> _MATERIAL TO PROCESS_:
- - - - - - -
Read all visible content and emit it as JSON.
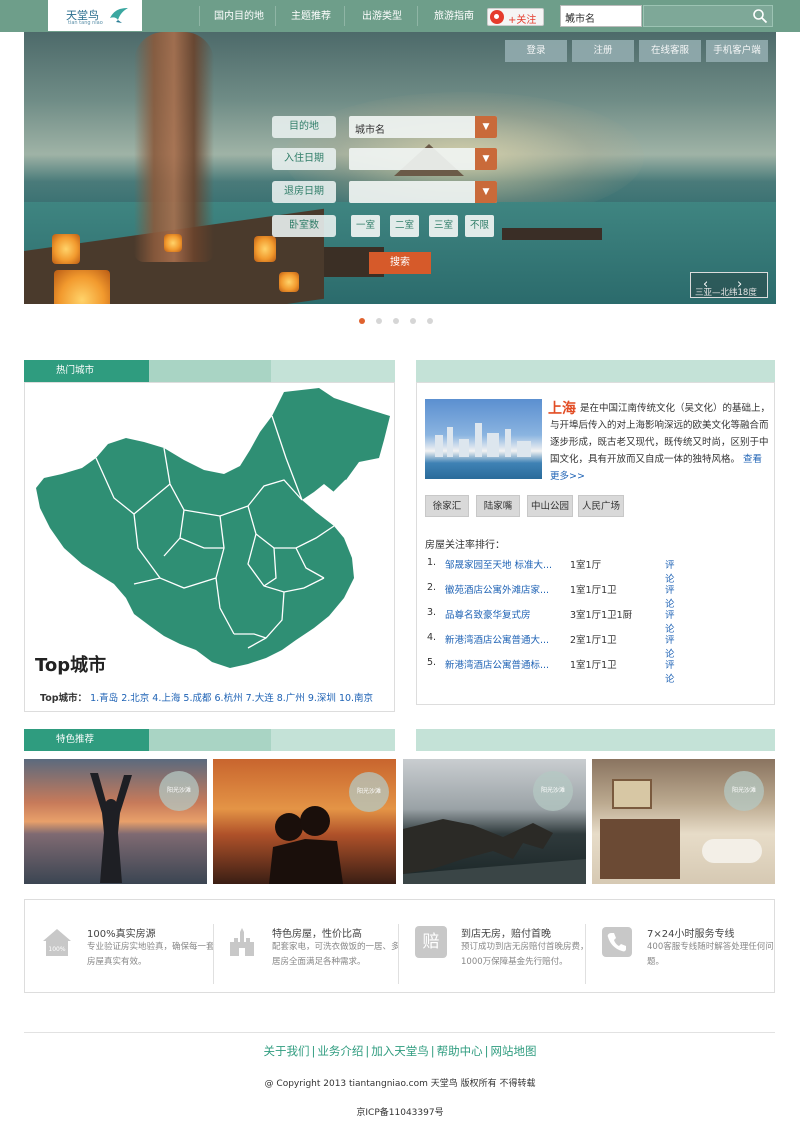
{
  "brand": {
    "name": "天堂鸟",
    "sub": "tian tang niao"
  },
  "nav": {
    "items": [
      {
        "label": "国内目的地"
      },
      {
        "label": "主题推荐"
      },
      {
        "label": "出游类型"
      },
      {
        "label": "旅游指南"
      }
    ],
    "follow_label": "+关注",
    "city_select": "城市名",
    "search_placeholder": ""
  },
  "hero_buttons": {
    "login": "登录",
    "register": "注册",
    "service": "在线客服",
    "mobile": "手机客户端"
  },
  "search_form": {
    "destination_label": "目的地",
    "destination_value": "城市名",
    "checkin_label": "入住日期",
    "checkin_value": "",
    "checkout_label": "退房日期",
    "checkout_value": "",
    "rooms_label": "卧室数",
    "room_options": [
      "一室",
      "二室",
      "三室",
      "不限"
    ],
    "submit": "搜索"
  },
  "hero_route": {
    "prev_icon": "chevron-left-icon",
    "next_icon": "chevron-right-icon",
    "text": "三亚—北纬18度"
  },
  "carousel": {
    "count": 5,
    "active": 0
  },
  "hot_cities": {
    "tab_label": "热门城市",
    "title": "Top城市",
    "list_label": "Top城市：",
    "cities": [
      "1.青岛",
      "2.北京",
      "4.上海",
      "5.成都",
      "6.杭州",
      "7.大连",
      "8.广州",
      "9.深圳",
      "10.南京"
    ]
  },
  "city_info": {
    "title": "上海",
    "description": "是在中国江南传统文化（吴文化）的基础上，与开埠后传入的对上海影响深远的欧美文化等融合而逐步形成，既古老又现代，既传统又时尚，区别于中国文化，具有开放而又自成一体的独特风格。",
    "more_link": "查看更多>>",
    "tags": [
      "徐家汇",
      "陆家嘴",
      "中山公园",
      "人民广场"
    ],
    "rank_title": "房屋关注率排行：",
    "rankings": [
      {
        "no": "1.",
        "name": "邹晟家园至天地 标准大...",
        "type": "1室1厅",
        "action": "评论"
      },
      {
        "no": "2.",
        "name": "徽苑酒店公寓外滩店家...",
        "type": "1室1厅1卫",
        "action": "评论"
      },
      {
        "no": "3.",
        "name": "品尊名致豪华复式房",
        "type": "3室1厅1卫1厨",
        "action": "评论"
      },
      {
        "no": "4.",
        "name": "新港湾酒店公寓普通大...",
        "type": "2室1厅1卫",
        "action": "评论"
      },
      {
        "no": "5.",
        "name": "新港湾酒店公寓普通标...",
        "type": "1室1厅1卫",
        "action": "评论"
      }
    ]
  },
  "featured": {
    "tab_label": "特色推荐",
    "badge": "阳光沙滩"
  },
  "guarantees": [
    {
      "icon": "house-icon",
      "title": "100%真实房源",
      "desc": "专业验证房实地验真，确保每一套房屋真实有效。"
    },
    {
      "icon": "castle-icon",
      "title": "特色房屋，性价比高",
      "desc": "配套家电，可洗衣做饭的一居、多居房全面满足各种需求。"
    },
    {
      "icon": "compensation-icon",
      "glyph": "赔",
      "title": "到店无房，赔付首晚",
      "desc": "预订成功到店无房赔付首晚房费，1000万保障基金先行赔付。"
    },
    {
      "icon": "phone-icon",
      "title": "7×24小时服务专线",
      "desc": "400客服专线随时解答处理任何问题。"
    }
  ],
  "footer": {
    "links": [
      "关于我们",
      "业务介绍",
      "加入天堂鸟",
      "帮助中心",
      "网站地图"
    ],
    "copyright": "@ Copyright 2013 tiantangniao.com 天堂鸟 版权所有 不得转载",
    "icp": "京ICP备11043397号"
  },
  "colors": {
    "nav_bg": "#6e9e8a",
    "accent_green": "#2f9c7f",
    "accent_orange": "#d65a2a",
    "link_blue": "#1f63b5",
    "title_red": "#e24d25"
  }
}
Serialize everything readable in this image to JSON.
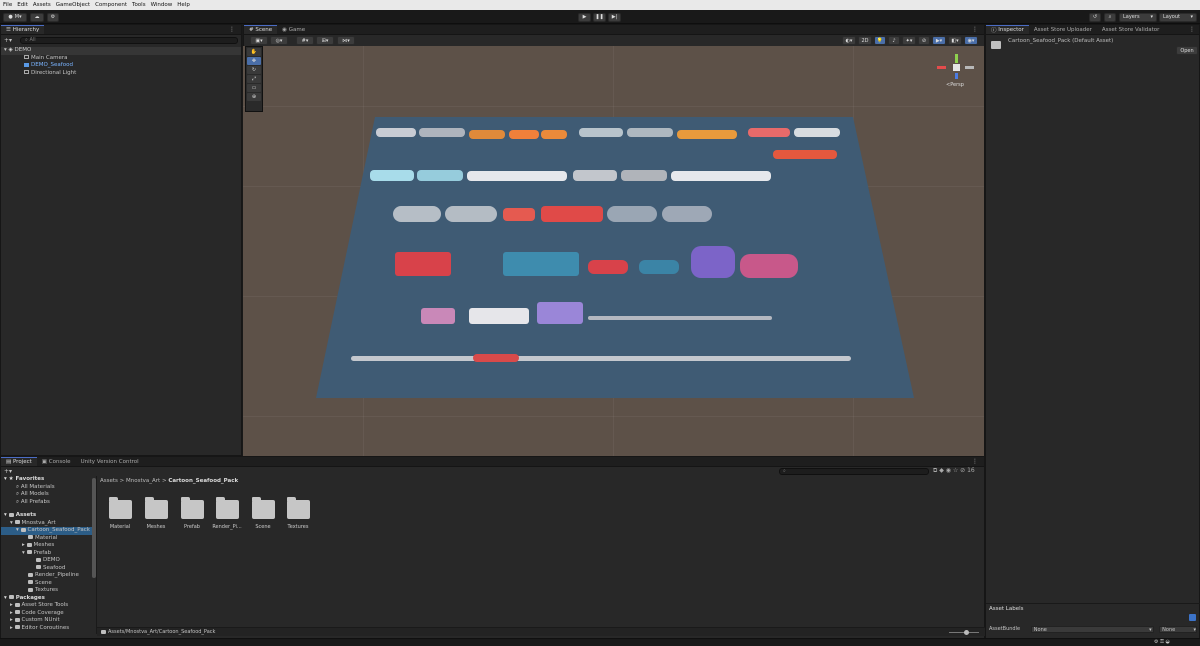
{
  "menu": [
    "File",
    "Edit",
    "Assets",
    "GameObject",
    "Component",
    "Tools",
    "Window",
    "Help"
  ],
  "toolbar": {
    "account": "M",
    "layers": "Layers",
    "layout": "Layout"
  },
  "hierarchy": {
    "tab": "Hierarchy",
    "search_placeholder": "All",
    "items": [
      "DEMO",
      "Main Camera",
      "DEMO_Seafood",
      "Directional Light"
    ]
  },
  "scene": {
    "tabs": [
      "Scene",
      "Game"
    ],
    "gizmo_label": "<Persp",
    "toggle_2d": "2D"
  },
  "inspector": {
    "tabs": [
      "Inspector",
      "Asset Store Uploader",
      "Asset Store Validator"
    ],
    "asset_name": "Cartoon_Seafood_Pack (Default Asset)",
    "open_button": "Open",
    "asset_labels": "Asset Labels",
    "assetbundle_label": "AssetBundle",
    "assetbundle_value": "None",
    "variant_value": "None"
  },
  "project": {
    "tabs": [
      "Project",
      "Console",
      "Unity Version Control"
    ],
    "breadcrumb": [
      "Assets",
      "Mnostva_Art",
      "Cartoon_Seafood_Pack"
    ],
    "favorites": "Favorites",
    "favorite_items": [
      "All Materials",
      "All Models",
      "All Prefabs"
    ],
    "assets": "Assets",
    "tree": [
      "Mnostva_Art",
      "Cartoon_Seafood_Pack",
      "Material",
      "Meshes",
      "Prefab",
      "DEMO",
      "Seafood",
      "Render_Pipeline",
      "Scene",
      "Textures"
    ],
    "packages": "Packages",
    "package_items": [
      "Asset Store Tools",
      "Code Coverage",
      "Custom NUnit",
      "Editor Coroutines"
    ],
    "folders": [
      "Material",
      "Meshes",
      "Prefab",
      "Render_Pi...",
      "Scene",
      "Textures"
    ],
    "footer_path": "Assets/Mnostva_Art/Cartoon_Seafood_Pack",
    "hidden_count": "16"
  }
}
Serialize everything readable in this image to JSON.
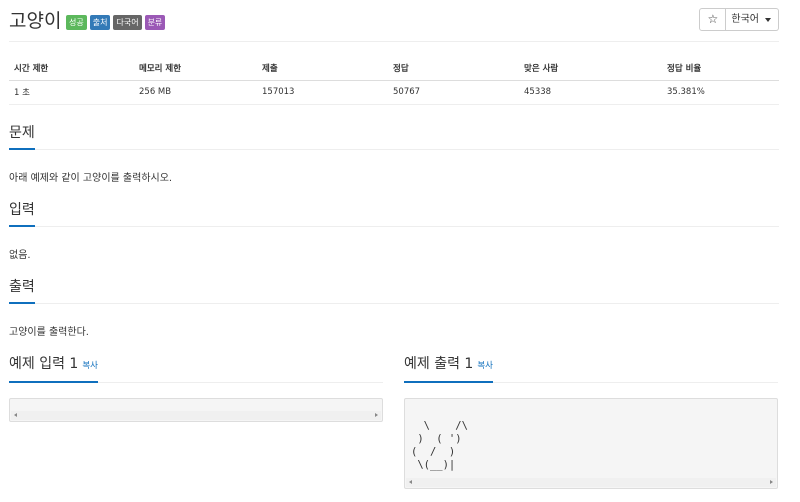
{
  "problem": {
    "title": "고양이",
    "badges": [
      {
        "label": "성공",
        "color": "#5cb85c"
      },
      {
        "label": "출처",
        "color": "#337ab7"
      },
      {
        "label": "다국어",
        "color": "#666666"
      },
      {
        "label": "분류",
        "color": "#9b59b6"
      }
    ]
  },
  "toolbar": {
    "star_icon": "☆",
    "language": "한국어"
  },
  "info_table": {
    "headers": [
      "시간 제한",
      "메모리 제한",
      "제출",
      "정답",
      "맞은 사람",
      "정답 비율"
    ],
    "row": [
      "1 초",
      "256 MB",
      "157013",
      "50767",
      "45338",
      "35.381%"
    ]
  },
  "sections": {
    "problem": {
      "heading": "문제",
      "text": "아래 예제와 같이 고양이를 출력하시오."
    },
    "input": {
      "heading": "입력",
      "text": "없음."
    },
    "output": {
      "heading": "출력",
      "text": "고양이를 출력한다."
    }
  },
  "samples": {
    "input": {
      "heading": "예제 입력 1",
      "copy": "복사",
      "content": ""
    },
    "output": {
      "heading": "예제 출력 1",
      "copy": "복사",
      "content": "\\    /\\\n )  ( ')\n(  /  )\n \\(__)|"
    }
  }
}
- - - - - - -
> _WORK TO BE COMPLETED_: Where a line of the data holds "고양이를", show that line.

> _FINISHED TASK_:
      "text": "아래 예제와 같이 고양이를 출력하시오."
      "text": "고양이를 출력한다."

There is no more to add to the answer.